↓
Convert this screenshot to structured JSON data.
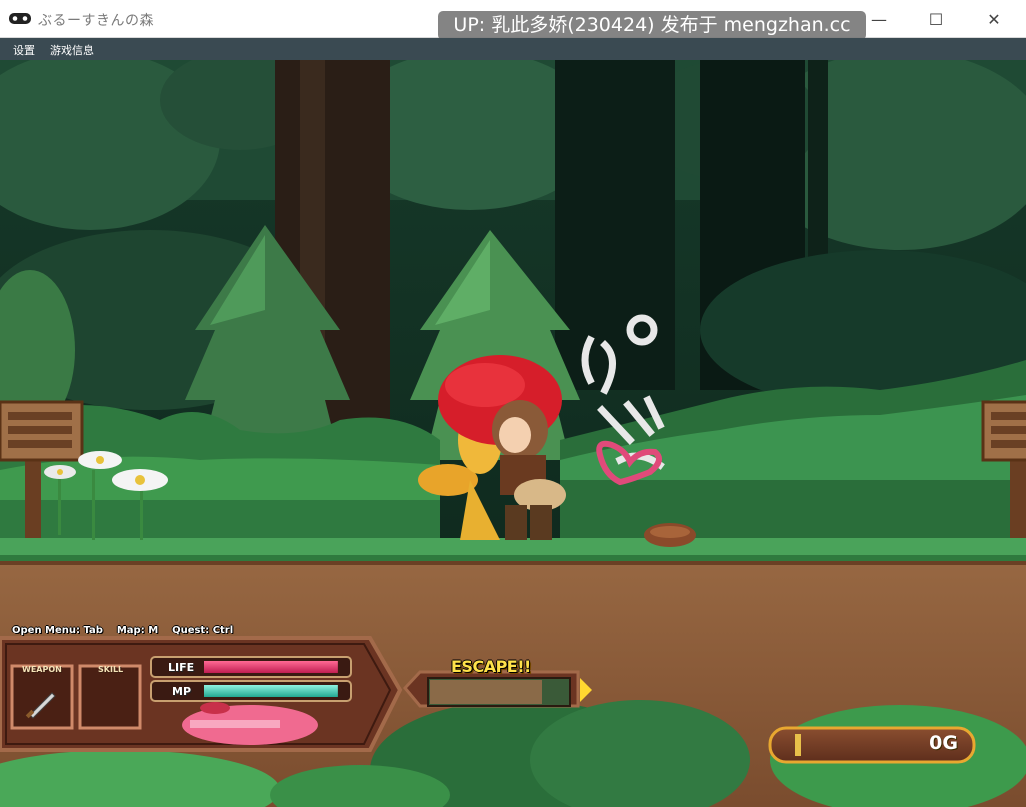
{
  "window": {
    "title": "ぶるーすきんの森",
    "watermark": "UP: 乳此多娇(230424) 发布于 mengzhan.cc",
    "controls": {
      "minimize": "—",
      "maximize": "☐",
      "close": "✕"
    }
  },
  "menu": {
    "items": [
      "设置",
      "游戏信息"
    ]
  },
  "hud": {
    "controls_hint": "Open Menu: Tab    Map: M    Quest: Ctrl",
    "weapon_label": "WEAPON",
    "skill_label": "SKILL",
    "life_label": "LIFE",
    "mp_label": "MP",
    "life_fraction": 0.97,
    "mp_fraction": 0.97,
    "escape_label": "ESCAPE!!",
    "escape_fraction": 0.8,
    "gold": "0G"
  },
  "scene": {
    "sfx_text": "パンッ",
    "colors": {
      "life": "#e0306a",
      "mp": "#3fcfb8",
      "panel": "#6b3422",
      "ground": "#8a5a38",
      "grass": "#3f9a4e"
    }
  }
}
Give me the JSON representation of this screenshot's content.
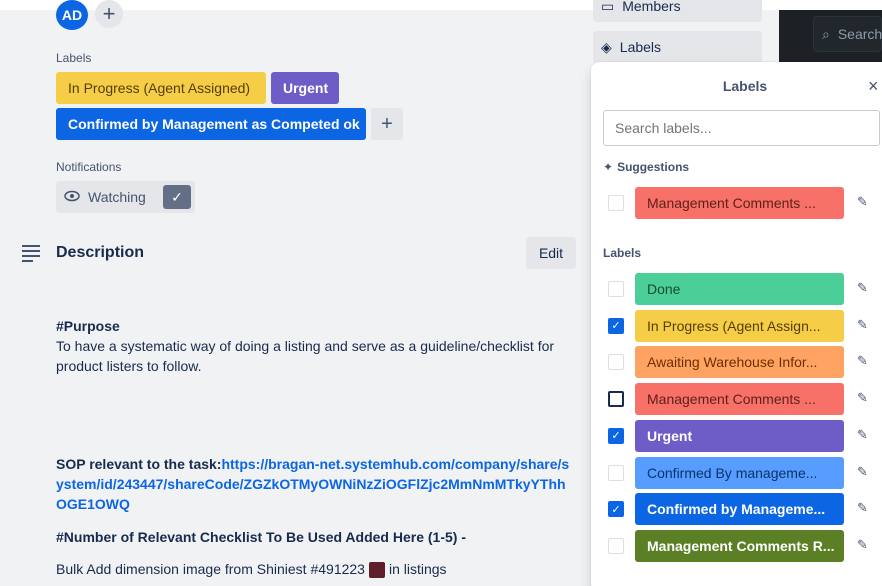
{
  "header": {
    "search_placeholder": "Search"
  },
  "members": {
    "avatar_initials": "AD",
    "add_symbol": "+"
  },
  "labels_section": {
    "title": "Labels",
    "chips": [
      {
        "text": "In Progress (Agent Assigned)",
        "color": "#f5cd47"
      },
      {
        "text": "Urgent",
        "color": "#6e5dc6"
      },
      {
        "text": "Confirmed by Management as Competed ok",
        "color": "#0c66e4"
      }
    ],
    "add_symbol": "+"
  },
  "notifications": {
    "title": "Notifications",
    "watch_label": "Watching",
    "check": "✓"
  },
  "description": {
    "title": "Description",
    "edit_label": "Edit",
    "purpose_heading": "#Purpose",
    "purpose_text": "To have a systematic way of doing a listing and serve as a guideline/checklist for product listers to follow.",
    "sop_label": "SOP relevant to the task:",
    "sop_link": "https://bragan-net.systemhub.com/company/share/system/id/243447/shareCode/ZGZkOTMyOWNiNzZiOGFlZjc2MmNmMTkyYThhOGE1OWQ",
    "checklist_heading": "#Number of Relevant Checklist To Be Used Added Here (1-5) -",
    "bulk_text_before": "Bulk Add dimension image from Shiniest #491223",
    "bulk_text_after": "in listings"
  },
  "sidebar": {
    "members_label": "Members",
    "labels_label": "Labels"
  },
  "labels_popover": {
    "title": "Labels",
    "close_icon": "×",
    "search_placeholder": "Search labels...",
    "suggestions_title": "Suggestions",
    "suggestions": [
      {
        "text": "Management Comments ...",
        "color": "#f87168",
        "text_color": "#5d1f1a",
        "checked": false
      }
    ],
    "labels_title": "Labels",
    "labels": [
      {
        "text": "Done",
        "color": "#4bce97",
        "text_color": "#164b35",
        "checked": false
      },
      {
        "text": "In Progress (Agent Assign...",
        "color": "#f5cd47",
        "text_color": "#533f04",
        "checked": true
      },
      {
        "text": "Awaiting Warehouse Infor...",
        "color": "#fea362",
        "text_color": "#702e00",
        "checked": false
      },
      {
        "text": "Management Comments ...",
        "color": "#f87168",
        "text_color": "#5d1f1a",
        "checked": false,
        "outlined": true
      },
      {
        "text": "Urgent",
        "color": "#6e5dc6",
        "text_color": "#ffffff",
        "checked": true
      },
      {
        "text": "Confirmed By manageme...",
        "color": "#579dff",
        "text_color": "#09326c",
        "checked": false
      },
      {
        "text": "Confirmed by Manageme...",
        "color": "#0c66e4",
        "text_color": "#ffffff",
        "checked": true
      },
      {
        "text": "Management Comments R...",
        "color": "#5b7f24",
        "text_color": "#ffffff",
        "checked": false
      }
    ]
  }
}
↑
JOB> Copy out the entries verbatim and leave the images out.

EXERCISE ANSWER>
Convert this screenshot to structured JSON data.
{
  "window": {
    "title": "ぶるーすきんの森",
    "watermark": "UP: 乳此多娇(230424) 发布于 mengzhan.cc",
    "controls": {
      "minimize": "—",
      "maximize": "☐",
      "close": "✕"
    }
  },
  "menu": {
    "items": [
      "设置",
      "游戏信息"
    ]
  },
  "hud": {
    "controls_hint": "Open Menu: Tab    Map: M    Quest: Ctrl",
    "weapon_label": "WEAPON",
    "skill_label": "SKILL",
    "life_label": "LIFE",
    "mp_label": "MP",
    "life_fraction": 0.97,
    "mp_fraction": 0.97,
    "escape_label": "ESCAPE!!",
    "escape_fraction": 0.8,
    "gold": "0G"
  },
  "scene": {
    "sfx_text": "パンッ",
    "colors": {
      "life": "#e0306a",
      "mp": "#3fcfb8",
      "panel": "#6b3422",
      "ground": "#8a5a38",
      "grass": "#3f9a4e"
    }
  }
}
Give me the JSON representation of this screenshot's content.
{
  "header": {
    "search_placeholder": "Search"
  },
  "members": {
    "avatar_initials": "AD",
    "add_symbol": "+"
  },
  "labels_section": {
    "title": "Labels",
    "chips": [
      {
        "text": "In Progress (Agent Assigned)",
        "color": "#f5cd47"
      },
      {
        "text": "Urgent",
        "color": "#6e5dc6"
      },
      {
        "text": "Confirmed by Management as Competed ok",
        "color": "#0c66e4"
      }
    ],
    "add_symbol": "+"
  },
  "notifications": {
    "title": "Notifications",
    "watch_label": "Watching",
    "check": "✓"
  },
  "description": {
    "title": "Description",
    "edit_label": "Edit",
    "purpose_heading": "#Purpose",
    "purpose_text": "To have a systematic way of doing a listing and serve as a guideline/checklist for product listers to follow.",
    "sop_label": "SOP relevant to the task:",
    "sop_link": "https://bragan-net.systemhub.com/company/share/system/id/243447/shareCode/ZGZkOTMyOWNiNzZiOGFlZjc2MmNmMTkyYThhOGE1OWQ",
    "checklist_heading": "#Number of Relevant Checklist To Be Used Added Here (1-5) -",
    "bulk_text_before": "Bulk Add dimension image from Shiniest #491223",
    "bulk_text_after": "in listings"
  },
  "sidebar": {
    "members_label": "Members",
    "labels_label": "Labels"
  },
  "labels_popover": {
    "title": "Labels",
    "close_icon": "×",
    "search_placeholder": "Search labels...",
    "suggestions_title": "Suggestions",
    "suggestions": [
      {
        "text": "Management Comments ...",
        "color": "#f87168",
        "text_color": "#5d1f1a",
        "checked": false
      }
    ],
    "labels_title": "Labels",
    "labels": [
      {
        "text": "Done",
        "color": "#4bce97",
        "text_color": "#164b35",
        "checked": false
      },
      {
        "text": "In Progress (Agent Assign...",
        "color": "#f5cd47",
        "text_color": "#533f04",
        "checked": true
      },
      {
        "text": "Awaiting Warehouse Infor...",
        "color": "#fea362",
        "text_color": "#702e00",
        "checked": false
      },
      {
        "text": "Management Comments ...",
        "color": "#f87168",
        "text_color": "#5d1f1a",
        "checked": false,
        "outlined": true
      },
      {
        "text": "Urgent",
        "color": "#6e5dc6",
        "text_color": "#ffffff",
        "checked": true
      },
      {
        "text": "Confirmed By manageme...",
        "color": "#579dff",
        "text_color": "#09326c",
        "checked": false
      },
      {
        "text": "Confirmed by Manageme...",
        "color": "#0c66e4",
        "text_color": "#ffffff",
        "checked": true
      },
      {
        "text": "Management Comments R...",
        "color": "#5b7f24",
        "text_color": "#ffffff",
        "checked": false
      }
    ]
  }
}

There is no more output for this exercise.